▶ TASK OBJECTIVE
Give the entries back exactly, dropping each image.

(Records from a data collection)
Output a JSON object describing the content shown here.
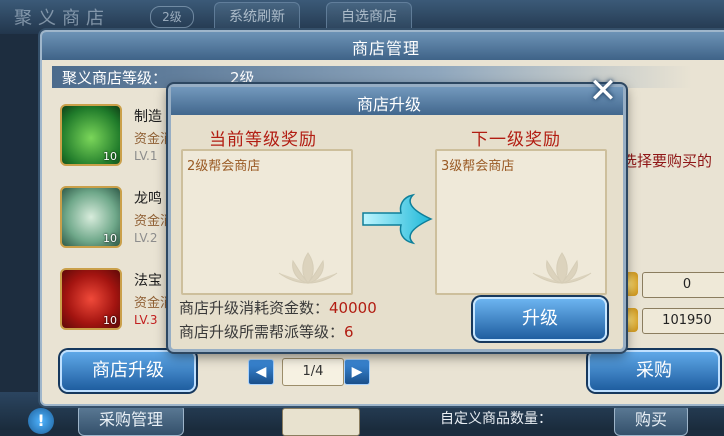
{
  "background": {
    "title": "聚义商店",
    "level_badge": "2级",
    "tabs": [
      "系统刷新",
      "自选商店"
    ],
    "bottom_buttons": [
      "采购管理",
      "购买"
    ],
    "qty_label": "自定义商品数量："
  },
  "outer_window": {
    "title": "商店管理",
    "shop_level_label": "聚义商店等级：",
    "shop_level_value": "2级",
    "items": [
      {
        "name": "制造",
        "sub": "资金消",
        "level": "LV.1",
        "count": "10",
        "icon": "green-pouch-icon"
      },
      {
        "name": "龙鸣",
        "sub": "资金消",
        "level": "LV.2",
        "count": "10",
        "icon": "jade-flute-icon"
      },
      {
        "name": "法宝",
        "sub": "资金消",
        "level": "LV.3",
        "count": "10",
        "icon": "red-bag-icon"
      }
    ],
    "hint_text": "选择要购买的",
    "values": [
      "0",
      "101950"
    ],
    "upgrade_shop_button": "商店升级",
    "purchase_button": "采购",
    "page_indicator": "1/4",
    "prev_icon": "triangle-left-icon",
    "next_icon": "triangle-right-icon"
  },
  "modal": {
    "title": "商店升级",
    "current_heading": "当前等级奖励",
    "next_heading": "下一级奖励",
    "current_reward": "2级帮会商店",
    "next_reward": "3级帮会商店",
    "cost_label": "商店升级消耗资金数：",
    "cost_value": "40000",
    "guild_label": "商店升级所需帮派等级：",
    "guild_value": "6",
    "upgrade_button": "升级",
    "close_icon": "close-x-icon",
    "arrow_icon": "cyan-arrow-right-icon"
  },
  "colors": {
    "heading_red": "#b21d12",
    "reward_brown": "#9a5a24",
    "button_blue": "#1f5ea0",
    "panel_beige": "#e6dfcc"
  }
}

▶ SOLUTION BELOW
Output a JSON object describing the content shown here.
{
  "background": {
    "title": "聚义商店",
    "level_badge": "2级",
    "tabs": [
      "系统刷新",
      "自选商店"
    ],
    "bottom_buttons": [
      "采购管理",
      "购买"
    ],
    "qty_label": "自定义商品数量："
  },
  "outer_window": {
    "title": "商店管理",
    "shop_level_label": "聚义商店等级：",
    "shop_level_value": "2级",
    "items": [
      {
        "name": "制造",
        "sub": "资金消",
        "level": "LV.1",
        "count": "10",
        "icon": "green-pouch-icon"
      },
      {
        "name": "龙鸣",
        "sub": "资金消",
        "level": "LV.2",
        "count": "10",
        "icon": "jade-flute-icon"
      },
      {
        "name": "法宝",
        "sub": "资金消",
        "level": "LV.3",
        "count": "10",
        "icon": "red-bag-icon"
      }
    ],
    "hint_text": "选择要购买的",
    "values": [
      "0",
      "101950"
    ],
    "upgrade_shop_button": "商店升级",
    "purchase_button": "采购",
    "page_indicator": "1/4",
    "prev_icon": "triangle-left-icon",
    "next_icon": "triangle-right-icon"
  },
  "modal": {
    "title": "商店升级",
    "current_heading": "当前等级奖励",
    "next_heading": "下一级奖励",
    "current_reward": "2级帮会商店",
    "next_reward": "3级帮会商店",
    "cost_label": "商店升级消耗资金数：",
    "cost_value": "40000",
    "guild_label": "商店升级所需帮派等级：",
    "guild_value": "6",
    "upgrade_button": "升级",
    "close_icon": "close-x-icon",
    "arrow_icon": "cyan-arrow-right-icon"
  },
  "colors": {
    "heading_red": "#b21d12",
    "reward_brown": "#9a5a24",
    "button_blue": "#1f5ea0",
    "panel_beige": "#e6dfcc"
  }
}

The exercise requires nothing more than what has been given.